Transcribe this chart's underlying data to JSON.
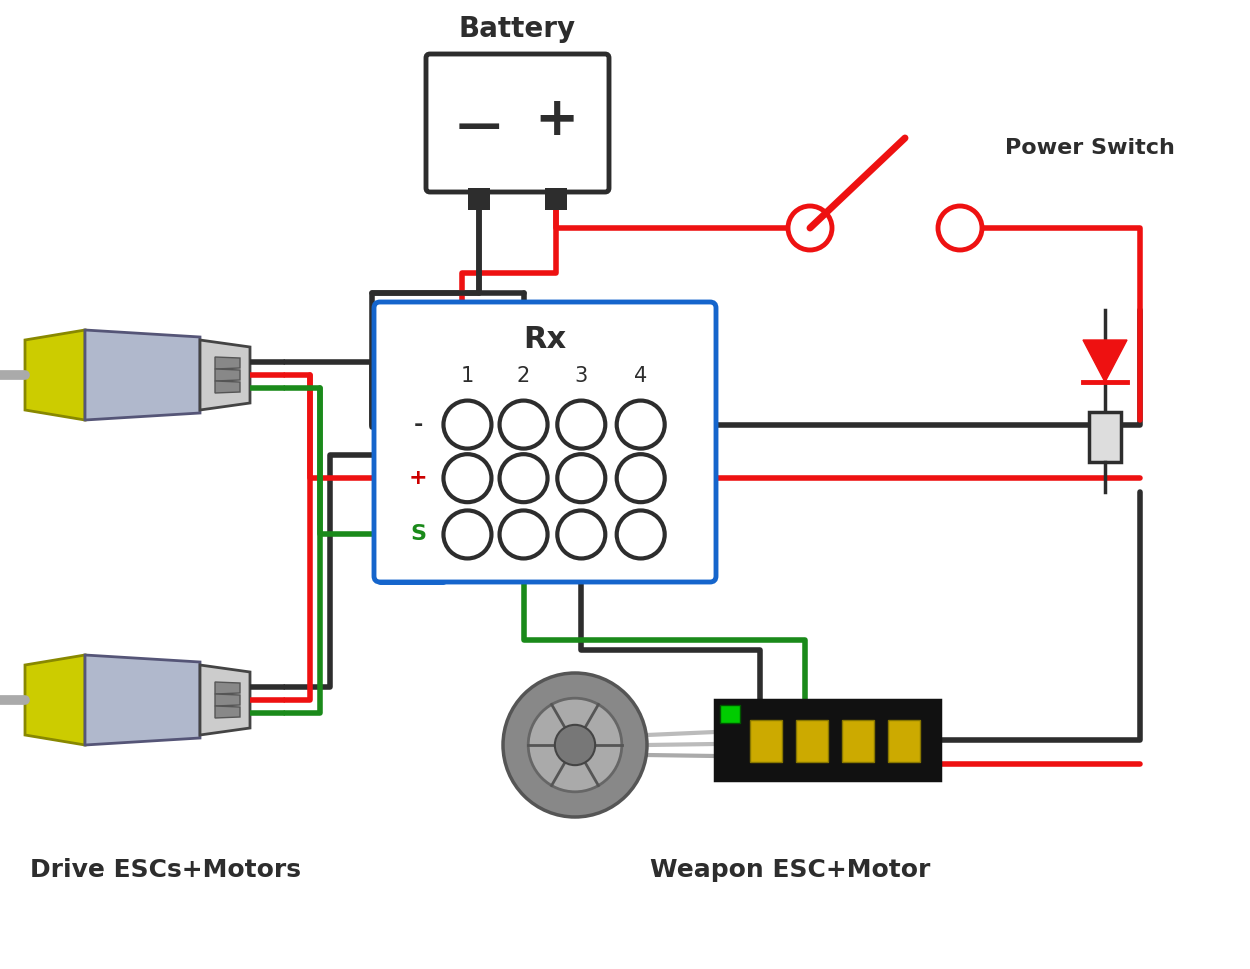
{
  "bg": "#ffffff",
  "dark": "#2d2d2d",
  "red": "#ee1111",
  "green": "#1a8a1a",
  "blue": "#1565cc",
  "lw": 4.0,
  "battery_label": "Battery",
  "power_switch_label": "Power Switch",
  "drive_label": "Drive ESCs+Motors",
  "weapon_label": "Weapon ESC+Motor",
  "rx_label": "Rx",
  "rx_rows": [
    "-",
    "+",
    "S"
  ],
  "rx_row_colors": [
    "#2d2d2d",
    "#cc0000",
    "#1a8a1a"
  ],
  "rx_cols": [
    "1",
    "2",
    "3",
    "4"
  ],
  "fig_w": 12.5,
  "fig_h": 9.69
}
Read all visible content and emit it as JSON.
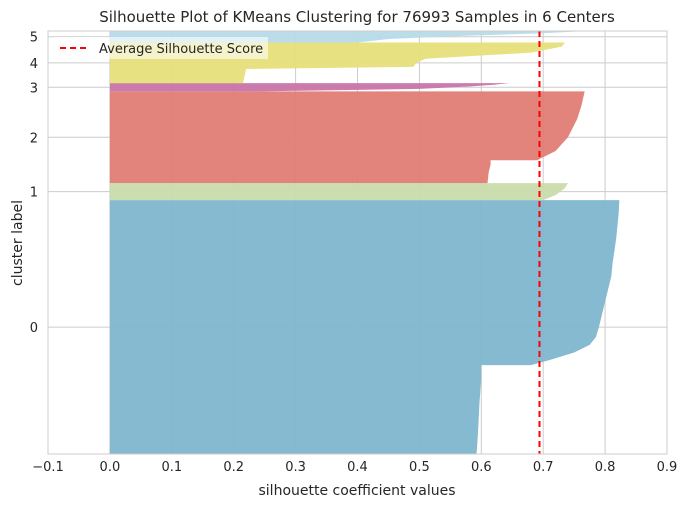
{
  "chart_data": {
    "type": "area",
    "title": "Silhouette Plot of KMeans Clustering for 76993 Samples in 6 Centers",
    "xlabel": "silhouette coefficient values",
    "ylabel": "cluster label",
    "xlim": [
      -0.1,
      0.9
    ],
    "xticks": [
      -0.1,
      0.0,
      0.1,
      0.2,
      0.3,
      0.4,
      0.5,
      0.6,
      0.7,
      0.8,
      0.9
    ],
    "xtick_labels": [
      "−0.1",
      "0.0",
      "0.1",
      "0.2",
      "0.3",
      "0.4",
      "0.5",
      "0.6",
      "0.7",
      "0.8",
      "0.9"
    ],
    "ylim": [
      0,
      76993
    ],
    "ytick_labels": [
      "0",
      "1",
      "2",
      "3",
      "4",
      "5"
    ],
    "grid": true,
    "legend": {
      "position": "top-left",
      "entries": [
        "Average Silhouette Score"
      ]
    },
    "average_silhouette_score": 0.694,
    "clusters": [
      {
        "label": "0",
        "color": "#7eb6cf",
        "start": 0,
        "size": 46200,
        "profile": [
          [
            0,
            0.592
          ],
          [
            0.02,
            0.593
          ],
          [
            0.1,
            0.595
          ],
          [
            0.2,
            0.597
          ],
          [
            0.3,
            0.6
          ],
          [
            0.35,
            0.6
          ],
          [
            0.3501,
            0.68
          ],
          [
            0.37,
            0.71
          ],
          [
            0.4,
            0.75
          ],
          [
            0.43,
            0.775
          ],
          [
            0.46,
            0.785
          ],
          [
            0.5,
            0.79
          ],
          [
            0.55,
            0.795
          ],
          [
            0.6,
            0.8
          ],
          [
            0.65,
            0.805
          ],
          [
            0.7,
            0.81
          ],
          [
            0.75,
            0.812
          ],
          [
            0.8,
            0.815
          ],
          [
            0.85,
            0.818
          ],
          [
            0.9,
            0.82
          ],
          [
            0.95,
            0.822
          ],
          [
            1.0,
            0.823
          ]
        ]
      },
      {
        "label": "1",
        "color": "#c9dcac",
        "start": 46200,
        "size": 3100,
        "profile": [
          [
            0,
            0.7
          ],
          [
            0.3,
            0.72
          ],
          [
            0.7,
            0.735
          ],
          [
            1.0,
            0.74
          ]
        ]
      },
      {
        "label": "2",
        "color": "#e07d75",
        "start": 49300,
        "size": 16700,
        "profile": [
          [
            0,
            0.61
          ],
          [
            0.12,
            0.612
          ],
          [
            0.2,
            0.615
          ],
          [
            0.25,
            0.615
          ],
          [
            0.2501,
            0.69
          ],
          [
            0.35,
            0.72
          ],
          [
            0.5,
            0.74
          ],
          [
            0.7,
            0.755
          ],
          [
            0.85,
            0.762
          ],
          [
            1.0,
            0.767
          ]
        ]
      },
      {
        "label": "3",
        "color": "#c874a8",
        "start": 66000,
        "size": 1500,
        "profile": [
          [
            0,
            0.24
          ],
          [
            0.3,
            0.5
          ],
          [
            0.6,
            0.58
          ],
          [
            0.8,
            0.62
          ],
          [
            1.0,
            0.645
          ]
        ]
      },
      {
        "label": "4",
        "color": "#e6df7a",
        "start": 67500,
        "size": 7400,
        "profile": [
          [
            0,
            0.215
          ],
          [
            0.35,
            0.22
          ],
          [
            0.4,
            0.49
          ],
          [
            0.5,
            0.495
          ],
          [
            0.6,
            0.51
          ],
          [
            0.75,
            0.68
          ],
          [
            0.9,
            0.73
          ],
          [
            1.0,
            0.735
          ]
        ]
      },
      {
        "label": "5",
        "color": "#b7dbe8",
        "start": 74900,
        "size": 2093,
        "profile": [
          [
            0,
            0.4
          ],
          [
            0.3,
            0.45
          ],
          [
            0.6,
            0.58
          ],
          [
            0.8,
            0.7
          ],
          [
            1.0,
            0.77
          ]
        ]
      }
    ]
  }
}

####

**OBJECTIVE**
Quote the records in full and exactly; skip any image.

**ANSWER**
Transcribe this chart's underlying data to JSON.
{
  "bg": "#ffffff",
  "dark": "#2d2d2d",
  "red": "#ee1111",
  "green": "#1a8a1a",
  "blue": "#1565cc",
  "lw": 4.0,
  "battery_label": "Battery",
  "power_switch_label": "Power Switch",
  "drive_label": "Drive ESCs+Motors",
  "weapon_label": "Weapon ESC+Motor",
  "rx_label": "Rx",
  "rx_rows": [
    "-",
    "+",
    "S"
  ],
  "rx_row_colors": [
    "#2d2d2d",
    "#cc0000",
    "#1a8a1a"
  ],
  "rx_cols": [
    "1",
    "2",
    "3",
    "4"
  ],
  "fig_w": 12.5,
  "fig_h": 9.69
}
Read all visible content and emit it as JSON.
{
  "chart_data": {
    "type": "area",
    "title": "Silhouette Plot of KMeans Clustering for 76993 Samples in 6 Centers",
    "xlabel": "silhouette coefficient values",
    "ylabel": "cluster label",
    "xlim": [
      -0.1,
      0.9
    ],
    "xticks": [
      -0.1,
      0.0,
      0.1,
      0.2,
      0.3,
      0.4,
      0.5,
      0.6,
      0.7,
      0.8,
      0.9
    ],
    "xtick_labels": [
      "−0.1",
      "0.0",
      "0.1",
      "0.2",
      "0.3",
      "0.4",
      "0.5",
      "0.6",
      "0.7",
      "0.8",
      "0.9"
    ],
    "ylim": [
      0,
      76993
    ],
    "ytick_labels": [
      "0",
      "1",
      "2",
      "3",
      "4",
      "5"
    ],
    "grid": true,
    "legend": {
      "position": "top-left",
      "entries": [
        "Average Silhouette Score"
      ]
    },
    "average_silhouette_score": 0.694,
    "clusters": [
      {
        "label": "0",
        "color": "#7eb6cf",
        "start": 0,
        "size": 46200,
        "profile": [
          [
            0,
            0.592
          ],
          [
            0.02,
            0.593
          ],
          [
            0.1,
            0.595
          ],
          [
            0.2,
            0.597
          ],
          [
            0.3,
            0.6
          ],
          [
            0.35,
            0.6
          ],
          [
            0.3501,
            0.68
          ],
          [
            0.37,
            0.71
          ],
          [
            0.4,
            0.75
          ],
          [
            0.43,
            0.775
          ],
          [
            0.46,
            0.785
          ],
          [
            0.5,
            0.79
          ],
          [
            0.55,
            0.795
          ],
          [
            0.6,
            0.8
          ],
          [
            0.65,
            0.805
          ],
          [
            0.7,
            0.81
          ],
          [
            0.75,
            0.812
          ],
          [
            0.8,
            0.815
          ],
          [
            0.85,
            0.818
          ],
          [
            0.9,
            0.82
          ],
          [
            0.95,
            0.822
          ],
          [
            1.0,
            0.823
          ]
        ]
      },
      {
        "label": "1",
        "color": "#c9dcac",
        "start": 46200,
        "size": 3100,
        "profile": [
          [
            0,
            0.7
          ],
          [
            0.3,
            0.72
          ],
          [
            0.7,
            0.735
          ],
          [
            1.0,
            0.74
          ]
        ]
      },
      {
        "label": "2",
        "color": "#e07d75",
        "start": 49300,
        "size": 16700,
        "profile": [
          [
            0,
            0.61
          ],
          [
            0.12,
            0.612
          ],
          [
            0.2,
            0.615
          ],
          [
            0.25,
            0.615
          ],
          [
            0.2501,
            0.69
          ],
          [
            0.35,
            0.72
          ],
          [
            0.5,
            0.74
          ],
          [
            0.7,
            0.755
          ],
          [
            0.85,
            0.762
          ],
          [
            1.0,
            0.767
          ]
        ]
      },
      {
        "label": "3",
        "color": "#c874a8",
        "start": 66000,
        "size": 1500,
        "profile": [
          [
            0,
            0.24
          ],
          [
            0.3,
            0.5
          ],
          [
            0.6,
            0.58
          ],
          [
            0.8,
            0.62
          ],
          [
            1.0,
            0.645
          ]
        ]
      },
      {
        "label": "4",
        "color": "#e6df7a",
        "start": 67500,
        "size": 7400,
        "profile": [
          [
            0,
            0.215
          ],
          [
            0.35,
            0.22
          ],
          [
            0.4,
            0.49
          ],
          [
            0.5,
            0.495
          ],
          [
            0.6,
            0.51
          ],
          [
            0.75,
            0.68
          ],
          [
            0.9,
            0.73
          ],
          [
            1.0,
            0.735
          ]
        ]
      },
      {
        "label": "5",
        "color": "#b7dbe8",
        "start": 74900,
        "size": 2093,
        "profile": [
          [
            0,
            0.4
          ],
          [
            0.3,
            0.45
          ],
          [
            0.6,
            0.58
          ],
          [
            0.8,
            0.7
          ],
          [
            1.0,
            0.77
          ]
        ]
      }
    ]
  }
}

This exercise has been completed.